**Instructions to follow:** Report the number of lines below in which the word "import" occurs. Nothing else is needed.

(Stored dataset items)
*-*-*

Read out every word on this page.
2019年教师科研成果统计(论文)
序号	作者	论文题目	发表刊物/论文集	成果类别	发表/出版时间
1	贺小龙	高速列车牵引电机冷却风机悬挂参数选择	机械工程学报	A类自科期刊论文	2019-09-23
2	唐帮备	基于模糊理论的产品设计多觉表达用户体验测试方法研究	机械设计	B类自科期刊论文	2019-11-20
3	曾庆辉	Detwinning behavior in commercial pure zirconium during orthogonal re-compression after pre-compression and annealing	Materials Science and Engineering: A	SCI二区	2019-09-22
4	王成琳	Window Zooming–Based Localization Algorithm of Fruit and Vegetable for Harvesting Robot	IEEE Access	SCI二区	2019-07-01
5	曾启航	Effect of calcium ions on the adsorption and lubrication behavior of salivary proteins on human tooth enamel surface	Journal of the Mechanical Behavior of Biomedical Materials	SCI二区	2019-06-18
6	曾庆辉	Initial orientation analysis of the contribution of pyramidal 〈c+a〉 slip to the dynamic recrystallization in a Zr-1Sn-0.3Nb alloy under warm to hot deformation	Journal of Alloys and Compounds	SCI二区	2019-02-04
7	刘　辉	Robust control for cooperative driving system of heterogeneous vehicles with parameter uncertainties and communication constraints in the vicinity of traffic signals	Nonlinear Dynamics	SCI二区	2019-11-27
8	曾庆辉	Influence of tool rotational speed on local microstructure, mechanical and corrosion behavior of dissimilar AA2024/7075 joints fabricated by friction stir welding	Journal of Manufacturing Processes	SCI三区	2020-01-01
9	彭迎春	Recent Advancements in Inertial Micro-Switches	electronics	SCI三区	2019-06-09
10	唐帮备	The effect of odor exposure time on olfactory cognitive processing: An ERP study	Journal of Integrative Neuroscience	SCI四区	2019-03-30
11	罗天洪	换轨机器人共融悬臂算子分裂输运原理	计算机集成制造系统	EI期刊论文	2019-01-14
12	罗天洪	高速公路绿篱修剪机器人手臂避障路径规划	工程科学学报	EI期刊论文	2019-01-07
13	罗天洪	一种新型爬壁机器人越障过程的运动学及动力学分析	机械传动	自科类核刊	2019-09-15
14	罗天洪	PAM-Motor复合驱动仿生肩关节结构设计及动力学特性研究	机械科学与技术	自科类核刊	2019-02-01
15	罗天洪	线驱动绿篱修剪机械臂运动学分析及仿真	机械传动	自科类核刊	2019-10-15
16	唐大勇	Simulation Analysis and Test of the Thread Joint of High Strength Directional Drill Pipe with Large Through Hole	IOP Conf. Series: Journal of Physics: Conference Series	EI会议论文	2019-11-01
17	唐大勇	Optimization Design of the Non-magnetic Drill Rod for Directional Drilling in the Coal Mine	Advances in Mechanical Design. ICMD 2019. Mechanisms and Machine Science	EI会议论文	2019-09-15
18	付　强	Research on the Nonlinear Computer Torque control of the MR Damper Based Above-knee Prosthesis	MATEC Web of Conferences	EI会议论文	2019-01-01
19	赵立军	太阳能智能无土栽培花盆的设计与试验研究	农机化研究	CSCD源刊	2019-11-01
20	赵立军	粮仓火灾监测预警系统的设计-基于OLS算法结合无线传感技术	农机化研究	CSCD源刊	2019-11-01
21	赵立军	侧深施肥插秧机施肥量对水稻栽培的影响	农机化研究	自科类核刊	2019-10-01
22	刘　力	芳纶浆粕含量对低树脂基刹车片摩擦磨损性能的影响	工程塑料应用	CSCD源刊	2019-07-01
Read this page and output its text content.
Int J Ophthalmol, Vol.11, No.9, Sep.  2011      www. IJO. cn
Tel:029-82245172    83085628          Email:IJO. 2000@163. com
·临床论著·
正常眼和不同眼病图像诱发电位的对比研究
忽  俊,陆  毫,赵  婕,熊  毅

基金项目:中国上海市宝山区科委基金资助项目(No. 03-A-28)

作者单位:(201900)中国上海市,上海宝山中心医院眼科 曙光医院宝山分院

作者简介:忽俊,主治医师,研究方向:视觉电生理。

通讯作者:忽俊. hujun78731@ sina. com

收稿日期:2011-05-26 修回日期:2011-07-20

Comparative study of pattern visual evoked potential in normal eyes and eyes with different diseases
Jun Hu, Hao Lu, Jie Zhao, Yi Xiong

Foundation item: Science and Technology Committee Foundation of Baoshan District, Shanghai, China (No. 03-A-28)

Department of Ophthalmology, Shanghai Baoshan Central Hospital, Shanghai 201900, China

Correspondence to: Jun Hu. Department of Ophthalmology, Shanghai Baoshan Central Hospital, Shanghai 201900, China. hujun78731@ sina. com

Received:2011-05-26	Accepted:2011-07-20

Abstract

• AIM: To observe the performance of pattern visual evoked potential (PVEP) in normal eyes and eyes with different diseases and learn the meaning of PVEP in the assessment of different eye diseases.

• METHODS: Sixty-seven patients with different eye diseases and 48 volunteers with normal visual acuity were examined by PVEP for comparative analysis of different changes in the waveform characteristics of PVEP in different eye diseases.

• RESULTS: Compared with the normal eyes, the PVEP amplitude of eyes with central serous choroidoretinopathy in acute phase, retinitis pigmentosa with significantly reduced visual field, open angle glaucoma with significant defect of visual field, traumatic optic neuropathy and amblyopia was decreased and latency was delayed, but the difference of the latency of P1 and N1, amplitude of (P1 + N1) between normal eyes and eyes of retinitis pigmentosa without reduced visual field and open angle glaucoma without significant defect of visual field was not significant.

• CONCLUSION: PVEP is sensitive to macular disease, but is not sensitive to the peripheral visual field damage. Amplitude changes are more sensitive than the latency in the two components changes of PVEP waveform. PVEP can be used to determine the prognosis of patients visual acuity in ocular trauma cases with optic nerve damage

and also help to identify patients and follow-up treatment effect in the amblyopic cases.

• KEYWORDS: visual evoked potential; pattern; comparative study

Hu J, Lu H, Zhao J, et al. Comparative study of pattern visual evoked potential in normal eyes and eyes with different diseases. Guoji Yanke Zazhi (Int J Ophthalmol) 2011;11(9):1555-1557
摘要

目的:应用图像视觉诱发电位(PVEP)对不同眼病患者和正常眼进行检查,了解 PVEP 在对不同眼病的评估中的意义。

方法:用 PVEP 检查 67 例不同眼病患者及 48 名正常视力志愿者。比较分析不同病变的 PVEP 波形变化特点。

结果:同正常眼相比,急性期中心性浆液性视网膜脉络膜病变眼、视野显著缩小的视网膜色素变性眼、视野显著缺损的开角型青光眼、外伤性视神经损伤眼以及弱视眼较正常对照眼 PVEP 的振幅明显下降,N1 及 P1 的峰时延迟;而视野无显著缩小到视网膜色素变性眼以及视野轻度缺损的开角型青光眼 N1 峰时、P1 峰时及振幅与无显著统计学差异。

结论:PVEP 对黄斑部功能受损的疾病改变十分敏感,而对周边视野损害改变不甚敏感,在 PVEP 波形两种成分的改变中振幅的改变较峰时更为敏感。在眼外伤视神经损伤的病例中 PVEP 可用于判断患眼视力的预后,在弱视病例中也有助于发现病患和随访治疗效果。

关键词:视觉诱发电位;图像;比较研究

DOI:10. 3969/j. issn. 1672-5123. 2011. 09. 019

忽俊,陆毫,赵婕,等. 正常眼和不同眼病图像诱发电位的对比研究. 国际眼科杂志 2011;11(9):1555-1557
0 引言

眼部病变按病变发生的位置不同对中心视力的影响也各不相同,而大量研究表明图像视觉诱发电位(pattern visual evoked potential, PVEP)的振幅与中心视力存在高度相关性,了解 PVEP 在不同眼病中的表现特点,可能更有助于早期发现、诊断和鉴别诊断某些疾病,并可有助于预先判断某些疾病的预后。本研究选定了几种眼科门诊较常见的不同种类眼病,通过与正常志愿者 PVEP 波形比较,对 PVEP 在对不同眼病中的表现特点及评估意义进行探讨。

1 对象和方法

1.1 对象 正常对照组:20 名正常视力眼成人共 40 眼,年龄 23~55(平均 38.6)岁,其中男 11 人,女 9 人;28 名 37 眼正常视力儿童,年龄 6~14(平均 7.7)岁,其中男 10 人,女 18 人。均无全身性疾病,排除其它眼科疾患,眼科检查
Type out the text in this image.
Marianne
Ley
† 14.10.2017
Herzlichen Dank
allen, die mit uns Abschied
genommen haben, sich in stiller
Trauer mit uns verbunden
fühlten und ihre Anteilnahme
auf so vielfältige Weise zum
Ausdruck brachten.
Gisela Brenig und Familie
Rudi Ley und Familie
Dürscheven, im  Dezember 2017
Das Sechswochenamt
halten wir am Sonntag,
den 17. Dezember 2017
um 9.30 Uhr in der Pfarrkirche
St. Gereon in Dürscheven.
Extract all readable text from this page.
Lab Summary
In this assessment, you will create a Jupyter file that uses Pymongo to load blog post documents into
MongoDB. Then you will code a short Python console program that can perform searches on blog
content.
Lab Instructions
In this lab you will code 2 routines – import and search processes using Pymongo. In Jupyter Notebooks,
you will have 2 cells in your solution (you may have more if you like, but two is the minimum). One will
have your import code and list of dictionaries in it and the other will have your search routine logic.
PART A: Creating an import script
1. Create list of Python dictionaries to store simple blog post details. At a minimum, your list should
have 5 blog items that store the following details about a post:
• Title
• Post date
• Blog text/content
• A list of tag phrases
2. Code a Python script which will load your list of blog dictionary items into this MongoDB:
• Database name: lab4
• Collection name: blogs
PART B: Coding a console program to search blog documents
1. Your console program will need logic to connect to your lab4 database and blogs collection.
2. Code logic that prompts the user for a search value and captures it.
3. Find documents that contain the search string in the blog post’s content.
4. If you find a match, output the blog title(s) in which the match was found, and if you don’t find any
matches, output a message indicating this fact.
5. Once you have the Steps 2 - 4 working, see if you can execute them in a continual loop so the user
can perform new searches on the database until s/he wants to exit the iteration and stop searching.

*-*-*

**Output of the task:** 3